Exercise prompt: Please copy every line of the records below that holds the word "description".

Task data:
═══

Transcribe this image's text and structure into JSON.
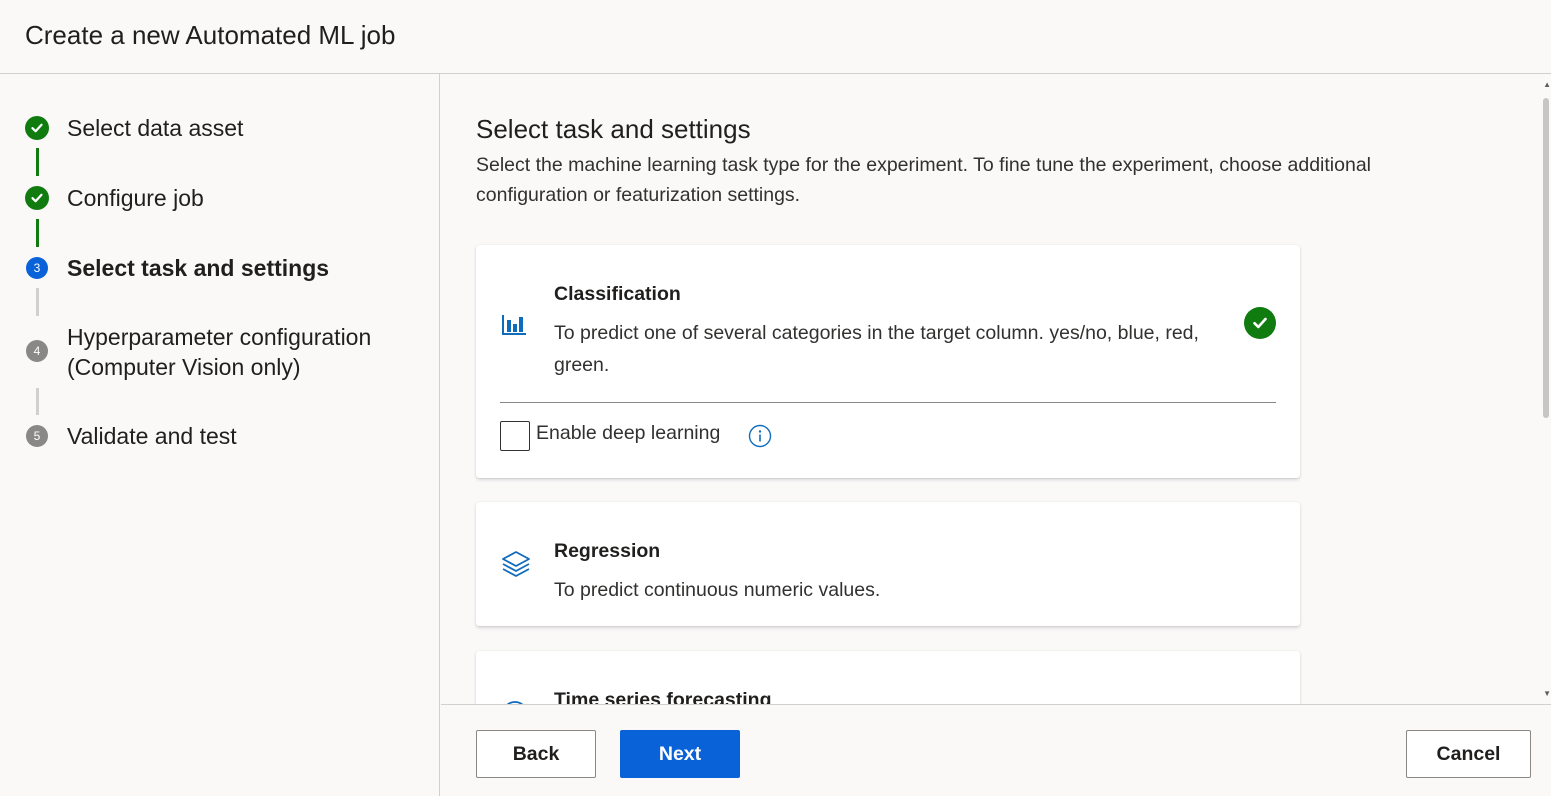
{
  "header": {
    "title": "Create a new Automated ML job"
  },
  "steps": [
    {
      "label": "Select data asset",
      "status": "complete",
      "icon": "check-icon"
    },
    {
      "label": "Configure job",
      "status": "complete",
      "icon": "check-icon"
    },
    {
      "number": "3",
      "label": "Select task and settings",
      "status": "current"
    },
    {
      "number": "4",
      "label_line1": "Hyperparameter configuration",
      "label_line2": "(Computer Vision only)",
      "status": "pending"
    },
    {
      "number": "5",
      "label": "Validate and test",
      "status": "pending"
    }
  ],
  "main": {
    "title": "Select task and settings",
    "description": "Select the machine learning task type for the experiment. To fine tune the experiment, choose additional configuration or featurization settings.",
    "tasks": [
      {
        "title": "Classification",
        "description": "To predict one of several categories in the target column. yes/no, blue, red, green.",
        "icon": "bar-chart-icon",
        "selected": true,
        "option": {
          "label": "Enable deep learning",
          "checked": false,
          "info_icon": "info-icon"
        }
      },
      {
        "title": "Regression",
        "description": "To predict continuous numeric values.",
        "icon": "layers-icon",
        "selected": false
      },
      {
        "title": "Time series forecasting",
        "icon": "clock-icon",
        "selected": false
      }
    ]
  },
  "footer": {
    "back": "Back",
    "next": "Next",
    "cancel": "Cancel"
  },
  "colors": {
    "primary": "#0a62d8",
    "success": "#107c10",
    "pending": "#8a8886",
    "icon": "#0f6cbd"
  }
}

═══

Task solution:
    "description": "Select the machine learning task type for the experiment. To fine tune the experiment, choose additional configuration or featurization settings.",
        "description": "To predict one of several categories in the target column. yes/no, blue, red, green.",
        "description": "To predict continuous numeric values.",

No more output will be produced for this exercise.